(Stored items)
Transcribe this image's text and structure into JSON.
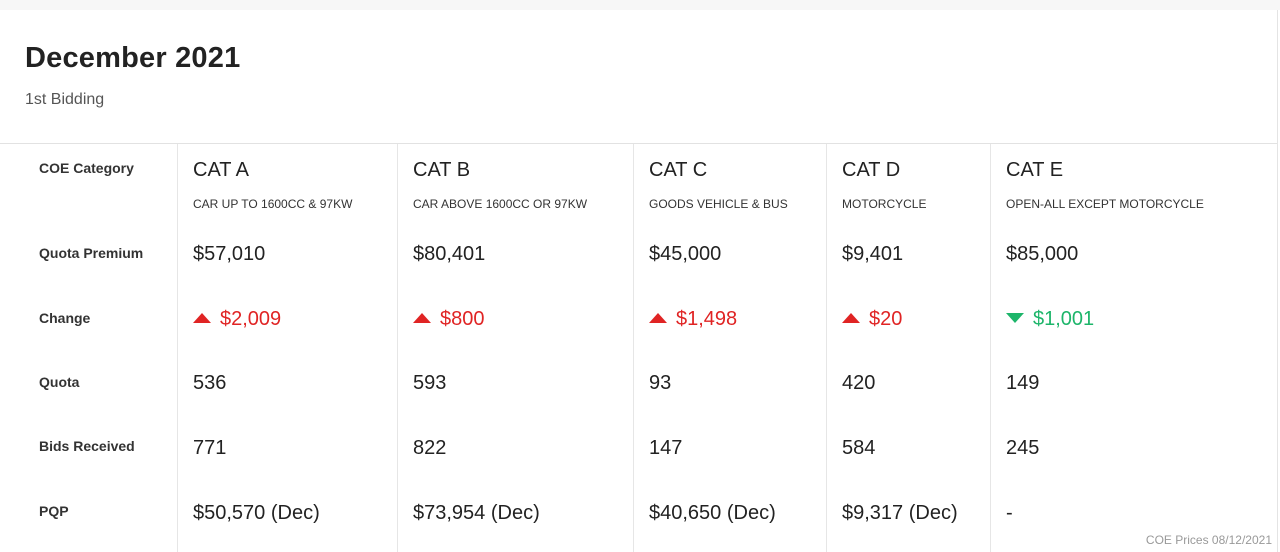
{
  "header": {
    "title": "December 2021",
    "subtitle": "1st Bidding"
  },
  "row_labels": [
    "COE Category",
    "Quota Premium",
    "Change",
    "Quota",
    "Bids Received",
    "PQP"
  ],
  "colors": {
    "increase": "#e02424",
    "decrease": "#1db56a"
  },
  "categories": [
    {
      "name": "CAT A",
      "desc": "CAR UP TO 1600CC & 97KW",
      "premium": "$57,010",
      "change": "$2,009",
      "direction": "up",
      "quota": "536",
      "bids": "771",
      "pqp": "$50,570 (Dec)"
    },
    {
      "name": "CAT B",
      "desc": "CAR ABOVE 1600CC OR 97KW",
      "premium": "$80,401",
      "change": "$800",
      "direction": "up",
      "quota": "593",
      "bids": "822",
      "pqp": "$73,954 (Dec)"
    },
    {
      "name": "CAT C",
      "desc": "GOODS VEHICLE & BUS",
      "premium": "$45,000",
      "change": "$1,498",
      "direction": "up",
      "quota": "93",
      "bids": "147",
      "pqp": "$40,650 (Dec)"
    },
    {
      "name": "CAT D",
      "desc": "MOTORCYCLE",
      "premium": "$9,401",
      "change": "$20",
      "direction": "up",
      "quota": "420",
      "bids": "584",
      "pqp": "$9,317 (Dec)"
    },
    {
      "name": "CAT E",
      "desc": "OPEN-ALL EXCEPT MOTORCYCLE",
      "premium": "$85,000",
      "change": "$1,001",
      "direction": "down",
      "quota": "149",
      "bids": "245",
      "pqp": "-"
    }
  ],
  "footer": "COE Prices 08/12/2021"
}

» **Problem details**: Write out all the records again, exactly, minus any pictures.

» **Task response**:
Transcribe this image's text and structure into JSON.
{
  "header": {
    "title": "December 2021",
    "subtitle": "1st Bidding"
  },
  "row_labels": [
    "COE Category",
    "Quota Premium",
    "Change",
    "Quota",
    "Bids Received",
    "PQP"
  ],
  "colors": {
    "increase": "#e02424",
    "decrease": "#1db56a"
  },
  "categories": [
    {
      "name": "CAT A",
      "desc": "CAR UP TO 1600CC & 97KW",
      "premium": "$57,010",
      "change": "$2,009",
      "direction": "up",
      "quota": "536",
      "bids": "771",
      "pqp": "$50,570 (Dec)"
    },
    {
      "name": "CAT B",
      "desc": "CAR ABOVE 1600CC OR 97KW",
      "premium": "$80,401",
      "change": "$800",
      "direction": "up",
      "quota": "593",
      "bids": "822",
      "pqp": "$73,954 (Dec)"
    },
    {
      "name": "CAT C",
      "desc": "GOODS VEHICLE & BUS",
      "premium": "$45,000",
      "change": "$1,498",
      "direction": "up",
      "quota": "93",
      "bids": "147",
      "pqp": "$40,650 (Dec)"
    },
    {
      "name": "CAT D",
      "desc": "MOTORCYCLE",
      "premium": "$9,401",
      "change": "$20",
      "direction": "up",
      "quota": "420",
      "bids": "584",
      "pqp": "$9,317 (Dec)"
    },
    {
      "name": "CAT E",
      "desc": "OPEN-ALL EXCEPT MOTORCYCLE",
      "premium": "$85,000",
      "change": "$1,001",
      "direction": "down",
      "quota": "149",
      "bids": "245",
      "pqp": "-"
    }
  ],
  "footer": "COE Prices 08/12/2021"
}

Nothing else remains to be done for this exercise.